WHAT IS BEING ASKED —
The listing below should be written out exactly; please include all of it.

Data extracted from a collection:
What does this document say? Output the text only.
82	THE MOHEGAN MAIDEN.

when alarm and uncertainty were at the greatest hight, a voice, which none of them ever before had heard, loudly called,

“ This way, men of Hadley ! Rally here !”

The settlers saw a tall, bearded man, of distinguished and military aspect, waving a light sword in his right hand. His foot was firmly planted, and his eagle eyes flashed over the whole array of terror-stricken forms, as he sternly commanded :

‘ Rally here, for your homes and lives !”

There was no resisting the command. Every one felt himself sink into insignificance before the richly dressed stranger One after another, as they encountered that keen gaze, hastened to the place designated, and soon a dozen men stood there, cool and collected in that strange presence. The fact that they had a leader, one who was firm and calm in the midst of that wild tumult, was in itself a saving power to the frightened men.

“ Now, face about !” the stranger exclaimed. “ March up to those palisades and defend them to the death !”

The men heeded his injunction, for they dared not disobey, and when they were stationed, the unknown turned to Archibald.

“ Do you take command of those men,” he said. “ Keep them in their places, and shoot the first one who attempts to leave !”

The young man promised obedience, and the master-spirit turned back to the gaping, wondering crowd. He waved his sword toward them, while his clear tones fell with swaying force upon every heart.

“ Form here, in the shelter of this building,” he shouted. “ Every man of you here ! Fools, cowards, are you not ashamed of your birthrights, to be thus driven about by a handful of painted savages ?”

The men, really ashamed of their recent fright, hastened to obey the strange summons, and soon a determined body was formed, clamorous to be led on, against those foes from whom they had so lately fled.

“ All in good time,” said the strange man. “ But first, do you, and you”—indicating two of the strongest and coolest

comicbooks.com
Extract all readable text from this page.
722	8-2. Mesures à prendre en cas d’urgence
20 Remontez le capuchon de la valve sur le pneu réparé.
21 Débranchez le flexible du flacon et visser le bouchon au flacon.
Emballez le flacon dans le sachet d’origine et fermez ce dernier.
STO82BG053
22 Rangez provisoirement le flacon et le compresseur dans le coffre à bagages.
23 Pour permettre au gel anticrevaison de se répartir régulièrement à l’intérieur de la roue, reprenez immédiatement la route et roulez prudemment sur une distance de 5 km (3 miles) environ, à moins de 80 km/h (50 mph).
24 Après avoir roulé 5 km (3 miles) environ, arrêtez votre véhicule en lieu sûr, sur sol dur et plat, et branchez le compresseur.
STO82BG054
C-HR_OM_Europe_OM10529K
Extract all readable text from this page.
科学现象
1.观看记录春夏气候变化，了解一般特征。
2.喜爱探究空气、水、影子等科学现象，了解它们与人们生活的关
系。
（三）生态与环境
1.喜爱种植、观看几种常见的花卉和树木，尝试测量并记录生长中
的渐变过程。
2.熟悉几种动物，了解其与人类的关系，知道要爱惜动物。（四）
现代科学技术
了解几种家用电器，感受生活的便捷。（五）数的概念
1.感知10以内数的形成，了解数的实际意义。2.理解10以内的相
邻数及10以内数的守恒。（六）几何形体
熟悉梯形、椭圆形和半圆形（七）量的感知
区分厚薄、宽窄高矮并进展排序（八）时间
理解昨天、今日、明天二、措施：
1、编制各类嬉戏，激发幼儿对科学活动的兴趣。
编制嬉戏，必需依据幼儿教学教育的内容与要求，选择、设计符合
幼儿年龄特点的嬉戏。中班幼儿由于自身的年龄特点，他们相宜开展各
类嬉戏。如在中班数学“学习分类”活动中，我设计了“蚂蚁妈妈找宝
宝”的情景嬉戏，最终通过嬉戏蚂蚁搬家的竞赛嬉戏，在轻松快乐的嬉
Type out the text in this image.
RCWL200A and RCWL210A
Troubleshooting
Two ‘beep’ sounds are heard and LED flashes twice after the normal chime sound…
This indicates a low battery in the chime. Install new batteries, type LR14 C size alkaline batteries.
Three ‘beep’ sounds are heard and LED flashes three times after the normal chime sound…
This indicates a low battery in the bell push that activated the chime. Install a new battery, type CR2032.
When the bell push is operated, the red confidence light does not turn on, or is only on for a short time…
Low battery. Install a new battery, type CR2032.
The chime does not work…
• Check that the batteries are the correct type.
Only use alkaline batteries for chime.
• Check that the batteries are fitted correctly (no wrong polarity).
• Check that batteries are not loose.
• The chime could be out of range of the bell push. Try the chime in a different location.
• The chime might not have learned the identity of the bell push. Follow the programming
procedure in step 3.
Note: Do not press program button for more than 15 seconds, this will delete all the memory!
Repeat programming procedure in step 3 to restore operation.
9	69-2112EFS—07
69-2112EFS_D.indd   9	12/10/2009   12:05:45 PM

OUTPUT OF THE TASK —
What does this document say? Output the text only.
82	THE MOHEGAN MAIDEN.

when alarm and uncertainty were at the greatest hight, a voice, which none of them ever before had heard, loudly called,

“ This way, men of Hadley ! Rally here !”

The settlers saw a tall, bearded man, of distinguished and military aspect, waving a light sword in his right hand. His foot was firmly planted, and his eagle eyes flashed over the whole array of terror-stricken forms, as he sternly commanded :

‘ Rally here, for your homes and lives !”

There was no resisting the command. Every one felt himself sink into insignificance before the richly dressed stranger One after another, as they encountered that keen gaze, hastened to the place designated, and soon a dozen men stood there, cool and collected in that strange presence. The fact that they had a leader, one who was firm and calm in the midst of that wild tumult, was in itself a saving power to the frightened men.

“ Now, face about !” the stranger exclaimed. “ March up to those palisades and defend them to the death !”

The men heeded his injunction, for they dared not disobey, and when they were stationed, the unknown turned to Archibald.

“ Do you take command of those men,” he said. “ Keep them in their places, and shoot the first one who attempts to leave !”

The young man promised obedience, and the master-spirit turned back to the gaping, wondering crowd. He waved his sword toward them, while his clear tones fell with swaying force upon every heart.

“ Form here, in the shelter of this building,” he shouted. “ Every man of you here ! Fools, cowards, are you not ashamed of your birthrights, to be thus driven about by a handful of painted savages ?”

The men, really ashamed of their recent fright, hastened to obey the strange summons, and soon a determined body was formed, clamorous to be led on, against those foes from whom they had so lately fled.

“ All in good time,” said the strange man. “ But first, do you, and you”—indicating two of the strongest and coolest

comicbooks.com
Extract all readable text from this page.
722	8-2. Mesures à prendre en cas d’urgence
20 Remontez le capuchon de la valve sur le pneu réparé.
21 Débranchez le flexible du flacon et visser le bouchon au flacon.
Emballez le flacon dans le sachet d’origine et fermez ce dernier.
STO82BG053
22 Rangez provisoirement le flacon et le compresseur dans le coffre à bagages.
23 Pour permettre au gel anticrevaison de se répartir régulièrement à l’intérieur de la roue, reprenez immédiatement la route et roulez prudemment sur une distance de 5 km (3 miles) environ, à moins de 80 km/h (50 mph).
24 Après avoir roulé 5 km (3 miles) environ, arrêtez votre véhicule en lieu sûr, sur sol dur et plat, et branchez le compresseur.
STO82BG054
C-HR_OM_Europe_OM10529K
Extract all readable text from this page.
科学现象
1.观看记录春夏气候变化，了解一般特征。
2.喜爱探究空气、水、影子等科学现象，了解它们与人们生活的关
系。
（三）生态与环境
1.喜爱种植、观看几种常见的花卉和树木，尝试测量并记录生长中
的渐变过程。
2.熟悉几种动物，了解其与人类的关系，知道要爱惜动物。（四）
现代科学技术
了解几种家用电器，感受生活的便捷。（五）数的概念
1.感知10以内数的形成，了解数的实际意义。2.理解10以内的相
邻数及10以内数的守恒。（六）几何形体
熟悉梯形、椭圆形和半圆形（七）量的感知
区分厚薄、宽窄高矮并进展排序（八）时间
理解昨天、今日、明天二、措施：
1、编制各类嬉戏，激发幼儿对科学活动的兴趣。
编制嬉戏，必需依据幼儿教学教育的内容与要求，选择、设计符合
幼儿年龄特点的嬉戏。中班幼儿由于自身的年龄特点，他们相宜开展各
类嬉戏。如在中班数学“学习分类”活动中，我设计了“蚂蚁妈妈找宝
宝”的情景嬉戏，最终通过嬉戏蚂蚁搬家的竞赛嬉戏，在轻松快乐的嬉
Type out the text in this image.
RCWL200A and RCWL210A
Troubleshooting
Two ‘beep’ sounds are heard and LED flashes twice after the normal chime sound…
This indicates a low battery in the chime. Install new batteries, type LR14 C size alkaline batteries.
Three ‘beep’ sounds are heard and LED flashes three times after the normal chime sound…
This indicates a low battery in the bell push that activated the chime. Install a new battery, type CR2032.
When the bell push is operated, the red confidence light does not turn on, or is only on for a short time…
Low battery. Install a new battery, type CR2032.
The chime does not work…
• Check that the batteries are the correct type.
Only use alkaline batteries for chime.
• Check that the batteries are fitted correctly (no wrong polarity).
• Check that batteries are not loose.
• The chime could be out of range of the bell push. Try the chime in a different location.
• The chime might not have learned the identity of the bell push. Follow the programming
procedure in step 3.
Note: Do not press program button for more than 15 seconds, this will delete all the memory!
Repeat programming procedure in step 3 to restore operation.
9	69-2112EFS—07
69-2112EFS_D.indd   9	12/10/2009   12:05:45 PM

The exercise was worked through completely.